• **Your task**
Make a verbatim copy of the entries below; pictures stay out.

• **Records provided**

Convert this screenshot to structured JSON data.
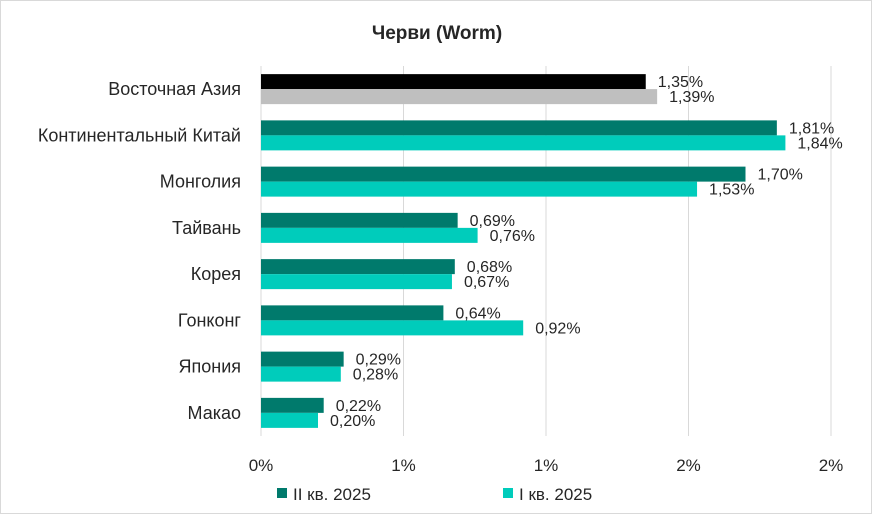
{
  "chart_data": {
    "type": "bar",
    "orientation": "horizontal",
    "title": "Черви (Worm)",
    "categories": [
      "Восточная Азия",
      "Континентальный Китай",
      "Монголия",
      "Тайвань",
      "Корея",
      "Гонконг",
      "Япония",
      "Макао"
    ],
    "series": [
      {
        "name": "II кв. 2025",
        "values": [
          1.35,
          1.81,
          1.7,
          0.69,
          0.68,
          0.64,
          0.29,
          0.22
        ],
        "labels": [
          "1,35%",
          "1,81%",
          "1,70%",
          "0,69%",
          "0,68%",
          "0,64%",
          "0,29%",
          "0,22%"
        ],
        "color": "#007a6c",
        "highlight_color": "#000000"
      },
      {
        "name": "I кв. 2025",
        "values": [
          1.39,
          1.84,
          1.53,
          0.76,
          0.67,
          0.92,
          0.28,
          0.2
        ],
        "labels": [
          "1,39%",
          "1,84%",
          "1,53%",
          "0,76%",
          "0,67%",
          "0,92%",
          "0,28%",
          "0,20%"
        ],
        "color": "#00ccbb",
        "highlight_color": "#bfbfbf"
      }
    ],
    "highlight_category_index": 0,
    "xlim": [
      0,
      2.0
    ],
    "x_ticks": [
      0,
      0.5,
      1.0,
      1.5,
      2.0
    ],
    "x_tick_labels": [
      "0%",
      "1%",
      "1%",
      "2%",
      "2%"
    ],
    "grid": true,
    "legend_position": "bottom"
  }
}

• **Problem solution**
Convert this screenshot to structured JSON data.
{
  "chart_data": {
    "type": "bar",
    "orientation": "horizontal",
    "title": "Черви (Worm)",
    "categories": [
      "Восточная Азия",
      "Континентальный Китай",
      "Монголия",
      "Тайвань",
      "Корея",
      "Гонконг",
      "Япония",
      "Макао"
    ],
    "series": [
      {
        "name": "II кв. 2025",
        "values": [
          1.35,
          1.81,
          1.7,
          0.69,
          0.68,
          0.64,
          0.29,
          0.22
        ],
        "labels": [
          "1,35%",
          "1,81%",
          "1,70%",
          "0,69%",
          "0,68%",
          "0,64%",
          "0,29%",
          "0,22%"
        ],
        "color": "#007a6c",
        "highlight_color": "#000000"
      },
      {
        "name": "I кв. 2025",
        "values": [
          1.39,
          1.84,
          1.53,
          0.76,
          0.67,
          0.92,
          0.28,
          0.2
        ],
        "labels": [
          "1,39%",
          "1,84%",
          "1,53%",
          "0,76%",
          "0,67%",
          "0,92%",
          "0,28%",
          "0,20%"
        ],
        "color": "#00ccbb",
        "highlight_color": "#bfbfbf"
      }
    ],
    "highlight_category_index": 0,
    "xlim": [
      0,
      2.0
    ],
    "x_ticks": [
      0,
      0.5,
      1.0,
      1.5,
      2.0
    ],
    "x_tick_labels": [
      "0%",
      "1%",
      "1%",
      "2%",
      "2%"
    ],
    "grid": true,
    "legend_position": "bottom"
  }
}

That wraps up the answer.